Rows:

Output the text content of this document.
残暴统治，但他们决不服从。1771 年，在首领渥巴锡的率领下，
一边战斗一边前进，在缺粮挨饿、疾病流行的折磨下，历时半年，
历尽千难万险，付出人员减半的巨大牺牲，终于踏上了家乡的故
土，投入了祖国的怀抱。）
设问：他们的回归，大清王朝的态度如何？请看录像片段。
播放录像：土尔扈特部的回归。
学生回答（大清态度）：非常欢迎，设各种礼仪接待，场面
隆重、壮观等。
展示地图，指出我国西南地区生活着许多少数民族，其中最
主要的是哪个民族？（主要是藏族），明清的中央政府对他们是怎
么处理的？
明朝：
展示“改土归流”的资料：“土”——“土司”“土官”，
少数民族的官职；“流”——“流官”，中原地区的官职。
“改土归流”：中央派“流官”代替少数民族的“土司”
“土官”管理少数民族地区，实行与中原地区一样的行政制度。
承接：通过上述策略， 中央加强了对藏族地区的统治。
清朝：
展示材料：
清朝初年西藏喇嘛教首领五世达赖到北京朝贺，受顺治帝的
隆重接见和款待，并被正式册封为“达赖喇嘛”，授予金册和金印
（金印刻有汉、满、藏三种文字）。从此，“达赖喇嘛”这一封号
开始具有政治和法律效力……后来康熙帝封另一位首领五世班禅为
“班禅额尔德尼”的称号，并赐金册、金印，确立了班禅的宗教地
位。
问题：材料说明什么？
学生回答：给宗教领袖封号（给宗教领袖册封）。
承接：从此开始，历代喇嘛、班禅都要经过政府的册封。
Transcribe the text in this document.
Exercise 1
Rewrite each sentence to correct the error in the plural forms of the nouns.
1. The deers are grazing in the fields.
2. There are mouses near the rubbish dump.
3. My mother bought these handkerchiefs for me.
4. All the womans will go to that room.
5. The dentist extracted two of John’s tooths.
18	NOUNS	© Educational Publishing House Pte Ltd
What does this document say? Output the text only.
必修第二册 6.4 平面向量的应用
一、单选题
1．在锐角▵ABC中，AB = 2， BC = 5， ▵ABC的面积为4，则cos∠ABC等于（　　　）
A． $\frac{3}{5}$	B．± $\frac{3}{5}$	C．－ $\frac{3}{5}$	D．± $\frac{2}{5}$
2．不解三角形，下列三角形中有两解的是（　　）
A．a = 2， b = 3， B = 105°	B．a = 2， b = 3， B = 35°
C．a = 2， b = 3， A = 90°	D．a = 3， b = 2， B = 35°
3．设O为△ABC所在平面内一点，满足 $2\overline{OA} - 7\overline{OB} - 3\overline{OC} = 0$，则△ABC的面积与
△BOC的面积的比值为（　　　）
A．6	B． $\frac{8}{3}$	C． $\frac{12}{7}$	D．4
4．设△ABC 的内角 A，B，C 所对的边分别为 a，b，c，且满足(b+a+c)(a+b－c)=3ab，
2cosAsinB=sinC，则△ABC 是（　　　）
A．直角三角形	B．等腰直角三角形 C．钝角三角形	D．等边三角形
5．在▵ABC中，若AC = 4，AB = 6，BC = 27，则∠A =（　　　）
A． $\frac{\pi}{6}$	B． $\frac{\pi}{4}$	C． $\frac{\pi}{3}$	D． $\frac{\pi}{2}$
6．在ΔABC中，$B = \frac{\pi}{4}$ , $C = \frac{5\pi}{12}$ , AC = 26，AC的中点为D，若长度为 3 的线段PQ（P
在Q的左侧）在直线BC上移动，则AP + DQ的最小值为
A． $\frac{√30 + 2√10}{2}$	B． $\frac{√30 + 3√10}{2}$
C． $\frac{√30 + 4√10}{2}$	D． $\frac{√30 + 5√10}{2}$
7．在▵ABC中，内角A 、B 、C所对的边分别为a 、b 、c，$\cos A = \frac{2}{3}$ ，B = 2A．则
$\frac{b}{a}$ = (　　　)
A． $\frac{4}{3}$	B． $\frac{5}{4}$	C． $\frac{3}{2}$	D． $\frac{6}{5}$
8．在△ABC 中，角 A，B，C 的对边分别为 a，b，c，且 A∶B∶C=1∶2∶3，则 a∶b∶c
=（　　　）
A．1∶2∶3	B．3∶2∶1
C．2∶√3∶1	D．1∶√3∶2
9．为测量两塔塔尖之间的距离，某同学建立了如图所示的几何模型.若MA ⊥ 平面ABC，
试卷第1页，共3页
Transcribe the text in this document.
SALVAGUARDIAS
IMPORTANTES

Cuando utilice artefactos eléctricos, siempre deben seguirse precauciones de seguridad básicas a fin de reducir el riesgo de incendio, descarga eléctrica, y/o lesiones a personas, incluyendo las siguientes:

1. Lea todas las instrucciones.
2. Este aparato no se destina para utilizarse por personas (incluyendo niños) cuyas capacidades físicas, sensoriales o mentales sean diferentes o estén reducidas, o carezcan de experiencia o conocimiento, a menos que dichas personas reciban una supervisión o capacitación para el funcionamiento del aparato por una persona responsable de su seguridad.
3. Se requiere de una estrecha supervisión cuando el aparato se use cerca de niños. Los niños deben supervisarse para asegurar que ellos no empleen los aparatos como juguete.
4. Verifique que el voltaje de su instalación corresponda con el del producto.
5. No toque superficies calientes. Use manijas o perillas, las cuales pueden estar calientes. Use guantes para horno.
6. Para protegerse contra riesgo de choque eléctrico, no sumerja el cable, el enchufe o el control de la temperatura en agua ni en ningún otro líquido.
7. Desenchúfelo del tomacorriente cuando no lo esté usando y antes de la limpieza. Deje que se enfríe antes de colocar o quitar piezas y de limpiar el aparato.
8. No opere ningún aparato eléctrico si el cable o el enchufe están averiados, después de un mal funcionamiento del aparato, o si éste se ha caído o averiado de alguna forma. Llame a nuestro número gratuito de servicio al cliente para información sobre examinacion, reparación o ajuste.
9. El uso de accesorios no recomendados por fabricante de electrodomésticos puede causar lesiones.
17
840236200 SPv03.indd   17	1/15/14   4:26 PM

What is being asked: Every line containing the string "text" must be listed.

Result of the exercise:
Output the text content of this document.
Transcribe the text in this document.
What does this document say? Output the text only.
Transcribe the text in this document.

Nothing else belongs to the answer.